For each line below that includes the word "color", make a copy.

* begin *

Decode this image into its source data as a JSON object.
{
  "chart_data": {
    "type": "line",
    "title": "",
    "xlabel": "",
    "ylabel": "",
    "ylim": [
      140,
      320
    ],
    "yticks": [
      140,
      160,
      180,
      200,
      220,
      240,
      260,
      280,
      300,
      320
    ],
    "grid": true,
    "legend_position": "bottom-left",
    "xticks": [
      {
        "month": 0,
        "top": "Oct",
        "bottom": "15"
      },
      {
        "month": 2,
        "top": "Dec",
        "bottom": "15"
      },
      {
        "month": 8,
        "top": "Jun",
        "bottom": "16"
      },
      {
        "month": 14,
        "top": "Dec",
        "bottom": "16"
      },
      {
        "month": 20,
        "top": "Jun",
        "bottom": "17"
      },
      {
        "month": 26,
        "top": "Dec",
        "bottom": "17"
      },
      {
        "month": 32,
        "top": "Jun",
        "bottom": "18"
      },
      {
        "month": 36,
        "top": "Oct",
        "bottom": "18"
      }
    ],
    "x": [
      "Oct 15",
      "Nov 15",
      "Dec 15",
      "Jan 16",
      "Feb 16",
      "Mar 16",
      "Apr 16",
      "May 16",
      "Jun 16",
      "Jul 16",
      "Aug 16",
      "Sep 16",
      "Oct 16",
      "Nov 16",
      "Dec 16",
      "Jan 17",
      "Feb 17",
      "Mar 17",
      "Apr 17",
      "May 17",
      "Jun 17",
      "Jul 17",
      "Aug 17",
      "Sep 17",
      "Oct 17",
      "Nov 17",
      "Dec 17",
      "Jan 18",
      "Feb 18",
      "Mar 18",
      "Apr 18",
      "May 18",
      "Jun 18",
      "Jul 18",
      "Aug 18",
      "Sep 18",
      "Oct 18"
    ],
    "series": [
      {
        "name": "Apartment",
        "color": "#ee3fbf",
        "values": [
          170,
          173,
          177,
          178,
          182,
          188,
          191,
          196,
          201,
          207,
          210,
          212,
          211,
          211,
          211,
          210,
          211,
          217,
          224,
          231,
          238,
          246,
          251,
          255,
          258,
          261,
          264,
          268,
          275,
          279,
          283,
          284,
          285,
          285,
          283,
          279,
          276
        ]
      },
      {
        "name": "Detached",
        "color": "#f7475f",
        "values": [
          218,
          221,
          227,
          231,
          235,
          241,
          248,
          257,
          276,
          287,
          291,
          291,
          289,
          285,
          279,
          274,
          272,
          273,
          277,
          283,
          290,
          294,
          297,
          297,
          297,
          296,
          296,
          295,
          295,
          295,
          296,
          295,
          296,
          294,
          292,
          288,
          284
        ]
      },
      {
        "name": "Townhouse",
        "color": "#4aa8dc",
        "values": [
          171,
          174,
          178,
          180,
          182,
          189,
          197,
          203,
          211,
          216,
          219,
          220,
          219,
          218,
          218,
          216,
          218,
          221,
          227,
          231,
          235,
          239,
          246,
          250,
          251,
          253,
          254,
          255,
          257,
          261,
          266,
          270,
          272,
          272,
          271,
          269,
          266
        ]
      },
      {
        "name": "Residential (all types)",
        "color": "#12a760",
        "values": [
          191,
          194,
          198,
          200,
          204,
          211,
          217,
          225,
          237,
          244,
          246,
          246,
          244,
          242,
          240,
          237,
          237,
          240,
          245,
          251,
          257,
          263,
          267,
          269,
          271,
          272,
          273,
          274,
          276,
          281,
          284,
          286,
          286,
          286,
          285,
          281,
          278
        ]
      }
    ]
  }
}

* end *

#### [WRITTEN RESPONSE]
        "color": "#ee3fbf",
        "color": "#f7475f",
        "color": "#4aa8dc",
        "color": "#12a760",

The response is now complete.